-- BEGIN Provided information --

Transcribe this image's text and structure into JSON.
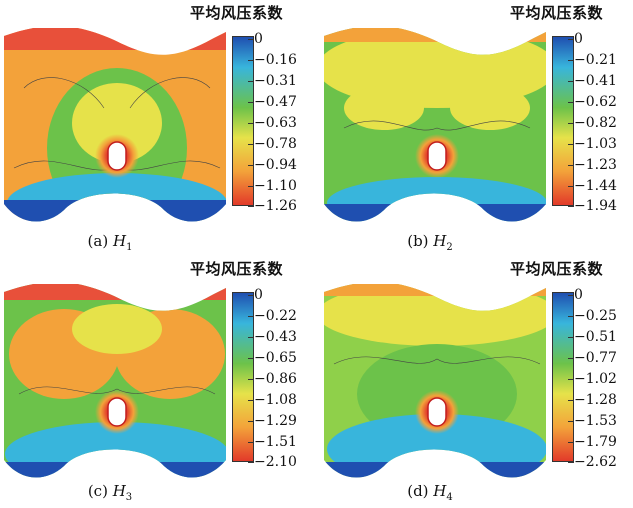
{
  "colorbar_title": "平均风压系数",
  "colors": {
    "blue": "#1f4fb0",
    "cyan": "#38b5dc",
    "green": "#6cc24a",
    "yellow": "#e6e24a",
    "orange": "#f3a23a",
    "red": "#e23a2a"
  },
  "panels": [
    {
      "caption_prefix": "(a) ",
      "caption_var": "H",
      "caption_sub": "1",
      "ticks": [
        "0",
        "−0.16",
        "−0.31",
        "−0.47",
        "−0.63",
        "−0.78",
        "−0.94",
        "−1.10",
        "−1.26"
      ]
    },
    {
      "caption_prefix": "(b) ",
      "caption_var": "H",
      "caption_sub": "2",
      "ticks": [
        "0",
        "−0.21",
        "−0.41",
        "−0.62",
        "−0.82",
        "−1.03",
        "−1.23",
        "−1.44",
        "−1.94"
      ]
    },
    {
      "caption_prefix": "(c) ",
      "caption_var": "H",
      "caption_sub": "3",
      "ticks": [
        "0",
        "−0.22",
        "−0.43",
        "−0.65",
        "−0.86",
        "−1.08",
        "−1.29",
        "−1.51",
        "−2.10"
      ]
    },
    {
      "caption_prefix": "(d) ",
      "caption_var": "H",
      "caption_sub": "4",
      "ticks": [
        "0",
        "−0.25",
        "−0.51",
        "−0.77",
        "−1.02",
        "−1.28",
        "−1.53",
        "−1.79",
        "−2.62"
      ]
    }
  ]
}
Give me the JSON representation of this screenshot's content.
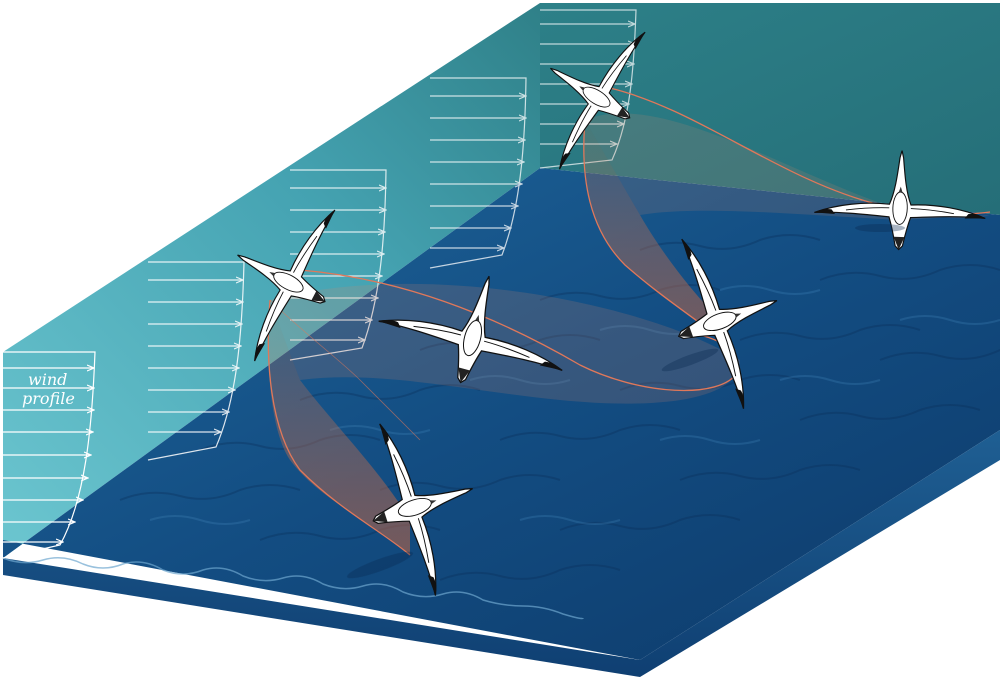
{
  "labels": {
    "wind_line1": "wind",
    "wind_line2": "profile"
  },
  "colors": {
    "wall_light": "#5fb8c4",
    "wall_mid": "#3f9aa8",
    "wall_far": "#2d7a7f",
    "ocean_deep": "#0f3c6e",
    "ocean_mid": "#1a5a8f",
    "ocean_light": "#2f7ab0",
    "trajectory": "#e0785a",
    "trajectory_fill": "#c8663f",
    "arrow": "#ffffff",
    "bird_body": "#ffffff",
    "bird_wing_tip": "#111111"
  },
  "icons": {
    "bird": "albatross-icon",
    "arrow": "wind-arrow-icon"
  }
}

-- END Provided information --

What you are asked to do: Exclude the images and reproduce the remaining data exactly.

Output of the task:
Transcribe this image's text and structure into JSON.
{
  "colorbar_title": "平均风压系数",
  "colors": {
    "blue": "#1f4fb0",
    "cyan": "#38b5dc",
    "green": "#6cc24a",
    "yellow": "#e6e24a",
    "orange": "#f3a23a",
    "red": "#e23a2a"
  },
  "panels": [
    {
      "caption_prefix": "(a) ",
      "caption_var": "H",
      "caption_sub": "1",
      "ticks": [
        "0",
        "−0.16",
        "−0.31",
        "−0.47",
        "−0.63",
        "−0.78",
        "−0.94",
        "−1.10",
        "−1.26"
      ]
    },
    {
      "caption_prefix": "(b) ",
      "caption_var": "H",
      "caption_sub": "2",
      "ticks": [
        "0",
        "−0.21",
        "−0.41",
        "−0.62",
        "−0.82",
        "−1.03",
        "−1.23",
        "−1.44",
        "−1.94"
      ]
    },
    {
      "caption_prefix": "(c) ",
      "caption_var": "H",
      "caption_sub": "3",
      "ticks": [
        "0",
        "−0.22",
        "−0.43",
        "−0.65",
        "−0.86",
        "−1.08",
        "−1.29",
        "−1.51",
        "−2.10"
      ]
    },
    {
      "caption_prefix": "(d) ",
      "caption_var": "H",
      "caption_sub": "4",
      "ticks": [
        "0",
        "−0.25",
        "−0.51",
        "−0.77",
        "−1.02",
        "−1.28",
        "−1.53",
        "−1.79",
        "−2.62"
      ]
    }
  ]
}
Give me the JSON representation of this screenshot's content.
{
  "labels": {
    "wind_line1": "wind",
    "wind_line2": "profile"
  },
  "colors": {
    "wall_light": "#5fb8c4",
    "wall_mid": "#3f9aa8",
    "wall_far": "#2d7a7f",
    "ocean_deep": "#0f3c6e",
    "ocean_mid": "#1a5a8f",
    "ocean_light": "#2f7ab0",
    "trajectory": "#e0785a",
    "trajectory_fill": "#c8663f",
    "arrow": "#ffffff",
    "bird_body": "#ffffff",
    "bird_wing_tip": "#111111"
  },
  "icons": {
    "bird": "albatross-icon",
    "arrow": "wind-arrow-icon"
  }
}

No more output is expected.